## What you will do
Extract all data as written.

Recorded data

----------------------------------------

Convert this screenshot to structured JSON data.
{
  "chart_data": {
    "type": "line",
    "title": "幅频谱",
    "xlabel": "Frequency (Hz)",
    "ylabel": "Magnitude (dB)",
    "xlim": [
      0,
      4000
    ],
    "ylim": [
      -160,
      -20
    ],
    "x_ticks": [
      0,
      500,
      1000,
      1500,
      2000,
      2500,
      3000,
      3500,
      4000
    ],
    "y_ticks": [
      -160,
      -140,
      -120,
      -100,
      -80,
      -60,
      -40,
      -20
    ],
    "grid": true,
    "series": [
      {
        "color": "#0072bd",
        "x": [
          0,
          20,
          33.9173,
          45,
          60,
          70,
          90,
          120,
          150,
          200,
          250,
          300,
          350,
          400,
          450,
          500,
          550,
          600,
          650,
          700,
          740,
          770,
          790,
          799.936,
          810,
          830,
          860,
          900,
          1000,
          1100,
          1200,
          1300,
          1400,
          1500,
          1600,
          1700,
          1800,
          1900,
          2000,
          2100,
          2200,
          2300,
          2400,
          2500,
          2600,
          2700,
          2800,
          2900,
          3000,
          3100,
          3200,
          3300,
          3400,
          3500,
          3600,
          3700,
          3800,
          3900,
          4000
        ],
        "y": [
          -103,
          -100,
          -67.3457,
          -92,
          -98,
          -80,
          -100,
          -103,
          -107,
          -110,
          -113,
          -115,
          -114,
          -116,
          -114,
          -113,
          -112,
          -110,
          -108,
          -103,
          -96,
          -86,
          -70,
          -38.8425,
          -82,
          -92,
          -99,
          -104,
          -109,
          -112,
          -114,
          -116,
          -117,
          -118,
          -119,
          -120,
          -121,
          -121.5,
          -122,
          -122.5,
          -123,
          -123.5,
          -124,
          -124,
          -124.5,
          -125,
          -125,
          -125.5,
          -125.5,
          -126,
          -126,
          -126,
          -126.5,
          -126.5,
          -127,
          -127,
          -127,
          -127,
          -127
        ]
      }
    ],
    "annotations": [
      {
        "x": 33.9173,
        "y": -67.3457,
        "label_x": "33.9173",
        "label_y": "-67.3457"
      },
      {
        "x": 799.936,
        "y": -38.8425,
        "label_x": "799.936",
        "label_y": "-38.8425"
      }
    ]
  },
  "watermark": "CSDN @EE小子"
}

----------------------------------------

## Output for this exercise
Convert this screenshot to structured JSON data.
{
  "chart_data": {
    "type": "line",
    "title": "幅频谱",
    "xlabel": "Frequency (Hz)",
    "ylabel": "Magnitude (dB)",
    "xlim": [
      0,
      4000
    ],
    "ylim": [
      -160,
      -20
    ],
    "x_ticks": [
      0,
      500,
      1000,
      1500,
      2000,
      2500,
      3000,
      3500,
      4000
    ],
    "y_ticks": [
      -160,
      -140,
      -120,
      -100,
      -80,
      -60,
      -40,
      -20
    ],
    "grid": true,
    "series": [
      {
        "color": "#0072bd",
        "x": [
          0,
          20,
          33.9173,
          45,
          60,
          70,
          90,
          120,
          150,
          200,
          250,
          300,
          350,
          400,
          450,
          500,
          550,
          600,
          650,
          700,
          740,
          770,
          790,
          799.936,
          810,
          830,
          860,
          900,
          1000,
          1100,
          1200,
          1300,
          1400,
          1500,
          1600,
          1700,
          1800,
          1900,
          2000,
          2100,
          2200,
          2300,
          2400,
          2500,
          2600,
          2700,
          2800,
          2900,
          3000,
          3100,
          3200,
          3300,
          3400,
          3500,
          3600,
          3700,
          3800,
          3900,
          4000
        ],
        "y": [
          -103,
          -100,
          -67.3457,
          -92,
          -98,
          -80,
          -100,
          -103,
          -107,
          -110,
          -113,
          -115,
          -114,
          -116,
          -114,
          -113,
          -112,
          -110,
          -108,
          -103,
          -96,
          -86,
          -70,
          -38.8425,
          -82,
          -92,
          -99,
          -104,
          -109,
          -112,
          -114,
          -116,
          -117,
          -118,
          -119,
          -120,
          -121,
          -121.5,
          -122,
          -122.5,
          -123,
          -123.5,
          -124,
          -124,
          -124.5,
          -125,
          -125,
          -125.5,
          -125.5,
          -126,
          -126,
          -126,
          -126.5,
          -126.5,
          -127,
          -127,
          -127,
          -127,
          -127
        ]
      }
    ],
    "annotations": [
      {
        "x": 33.9173,
        "y": -67.3457,
        "label_x": "33.9173",
        "label_y": "-67.3457"
      },
      {
        "x": 799.936,
        "y": -38.8425,
        "label_x": "799.936",
        "label_y": "-38.8425"
      }
    ]
  },
  "watermark": "CSDN @EE小子"
}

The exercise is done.